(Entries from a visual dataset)
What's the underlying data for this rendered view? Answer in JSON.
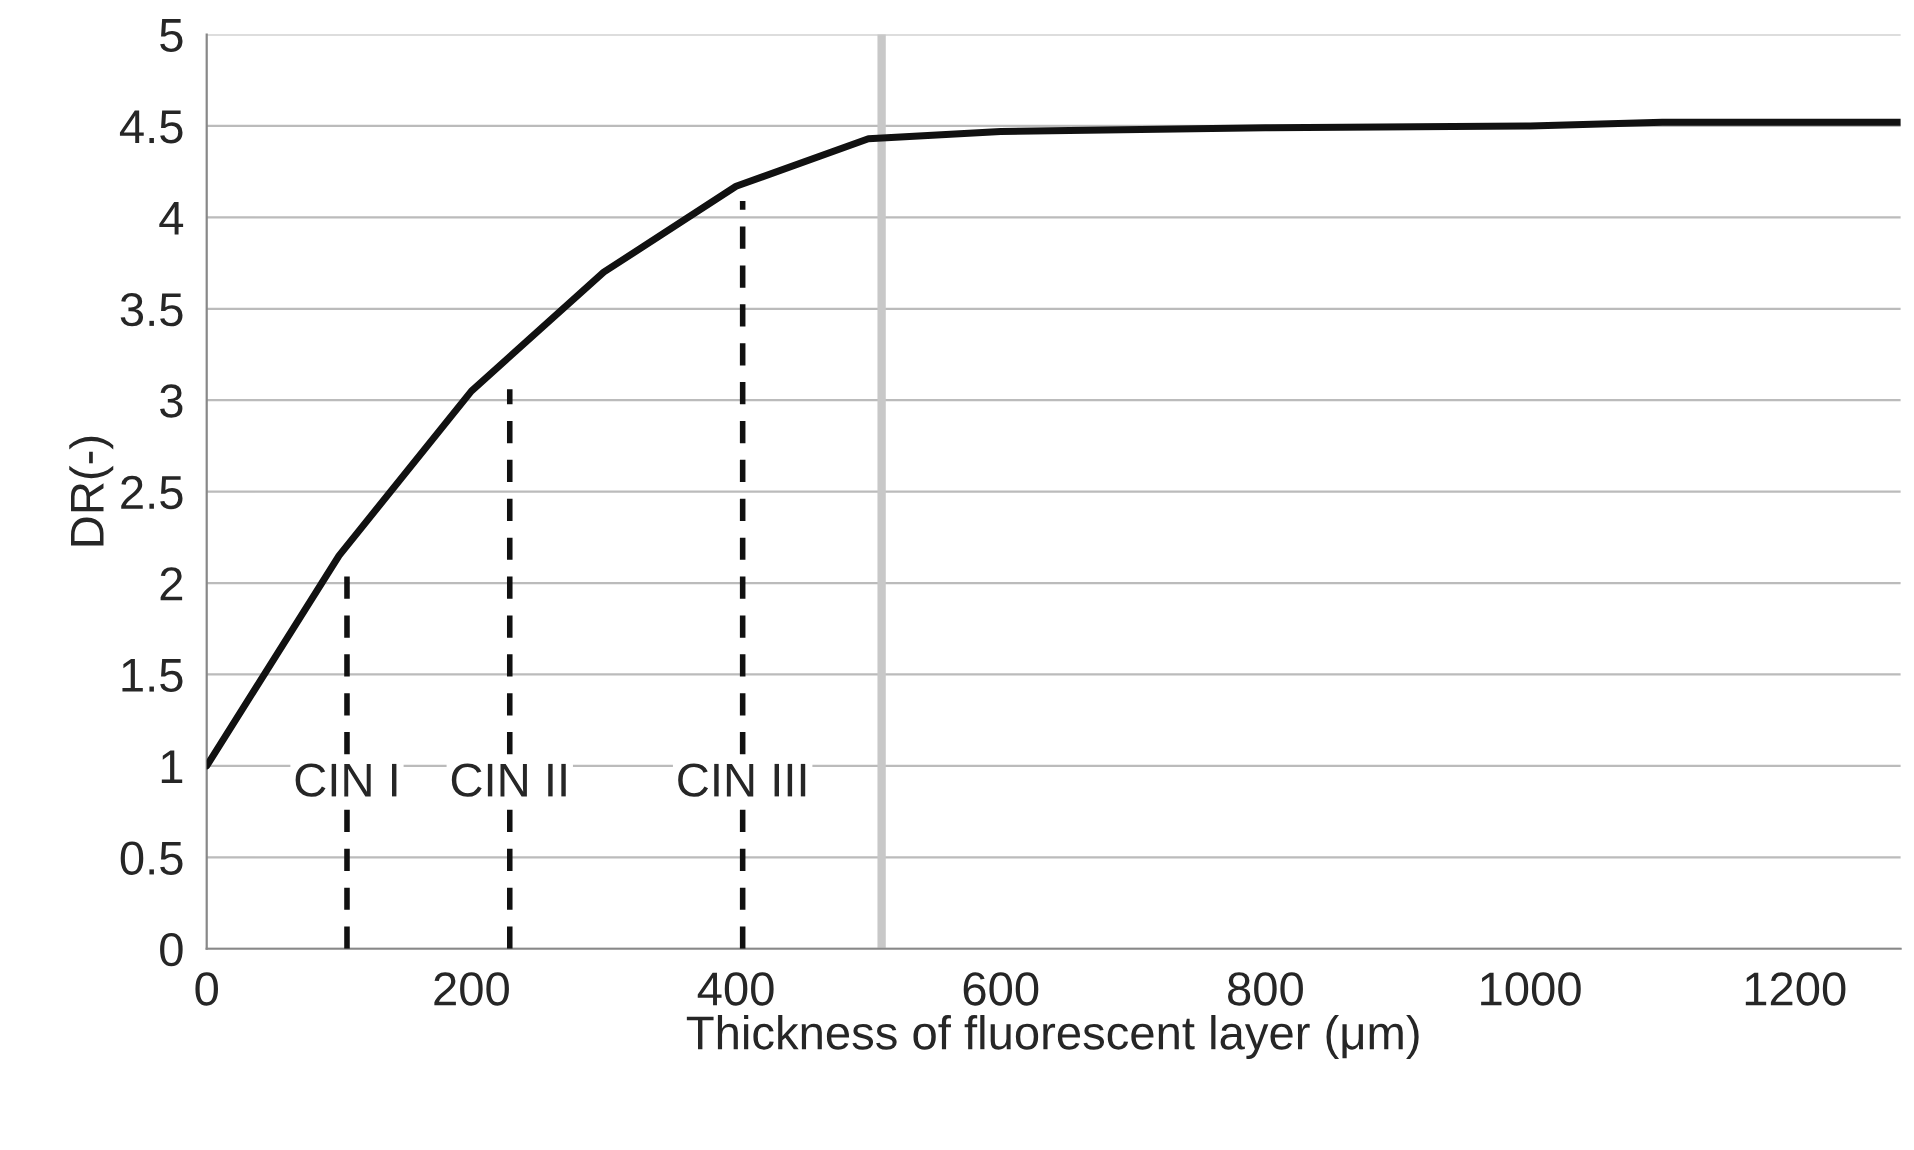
{
  "chart_data": {
    "type": "line",
    "xlabel": "Thickness of fluorescent layer (μm)",
    "ylabel": "DR(-)",
    "xlim": [
      0,
      1280
    ],
    "xticks": [
      0,
      200,
      400,
      600,
      800,
      1000,
      1200
    ],
    "ylim": [
      0,
      5
    ],
    "yticks": [
      0,
      0.5,
      1,
      1.5,
      2,
      2.5,
      3,
      3.5,
      4,
      4.5,
      5
    ],
    "grid": "y",
    "legend": false,
    "series": [
      {
        "color": "#111111",
        "line_style": "solid",
        "x": [
          0,
          100,
          200,
          300,
          400,
          500,
          600,
          800,
          1000,
          1100,
          1200,
          1280
        ],
        "values": [
          1,
          2.15,
          3.05,
          3.7,
          4.17,
          4.43,
          4.47,
          4.49,
          4.5,
          4.52,
          4.52,
          4.52
        ]
      },
      {
        "color": "#111111",
        "line_style": "dashed",
        "x": [
          106,
          106
        ],
        "values": [
          0,
          2.07
        ]
      },
      {
        "color": "#111111",
        "line_style": "dashed",
        "x": [
          229,
          229
        ],
        "values": [
          0,
          3.06
        ]
      },
      {
        "color": "#111111",
        "line_style": "dashed",
        "x": [
          405,
          405
        ],
        "values": [
          0,
          4.09
        ]
      }
    ],
    "ref_lines": [
      {
        "axis": "x",
        "value": 510,
        "color": "#c8c8c8"
      }
    ],
    "annotations": [
      {
        "text": "CIN I",
        "x": 106,
        "y": 0.9
      },
      {
        "text": "CIN II",
        "x": 229,
        "y": 0.9
      },
      {
        "text": "CIN III",
        "x": 405,
        "y": 0.9
      }
    ]
  }
}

**What the exercise asks:**
Exact duplication of all the records is required; pictures are omitted from the copy.

**Result of the task:**
What's the underlying data for this rendered view? Answer in JSON.
{
  "chart_data": {
    "type": "line",
    "xlabel": "Thickness of fluorescent layer (μm)",
    "ylabel": "DR(-)",
    "xlim": [
      0,
      1280
    ],
    "xticks": [
      0,
      200,
      400,
      600,
      800,
      1000,
      1200
    ],
    "ylim": [
      0,
      5
    ],
    "yticks": [
      0,
      0.5,
      1,
      1.5,
      2,
      2.5,
      3,
      3.5,
      4,
      4.5,
      5
    ],
    "grid": "y",
    "legend": false,
    "series": [
      {
        "color": "#111111",
        "line_style": "solid",
        "x": [
          0,
          100,
          200,
          300,
          400,
          500,
          600,
          800,
          1000,
          1100,
          1200,
          1280
        ],
        "values": [
          1,
          2.15,
          3.05,
          3.7,
          4.17,
          4.43,
          4.47,
          4.49,
          4.5,
          4.52,
          4.52,
          4.52
        ]
      },
      {
        "color": "#111111",
        "line_style": "dashed",
        "x": [
          106,
          106
        ],
        "values": [
          0,
          2.07
        ]
      },
      {
        "color": "#111111",
        "line_style": "dashed",
        "x": [
          229,
          229
        ],
        "values": [
          0,
          3.06
        ]
      },
      {
        "color": "#111111",
        "line_style": "dashed",
        "x": [
          405,
          405
        ],
        "values": [
          0,
          4.09
        ]
      }
    ],
    "ref_lines": [
      {
        "axis": "x",
        "value": 510,
        "color": "#c8c8c8"
      }
    ],
    "annotations": [
      {
        "text": "CIN I",
        "x": 106,
        "y": 0.9
      },
      {
        "text": "CIN II",
        "x": 229,
        "y": 0.9
      },
      {
        "text": "CIN III",
        "x": 405,
        "y": 0.9
      }
    ]
  }
}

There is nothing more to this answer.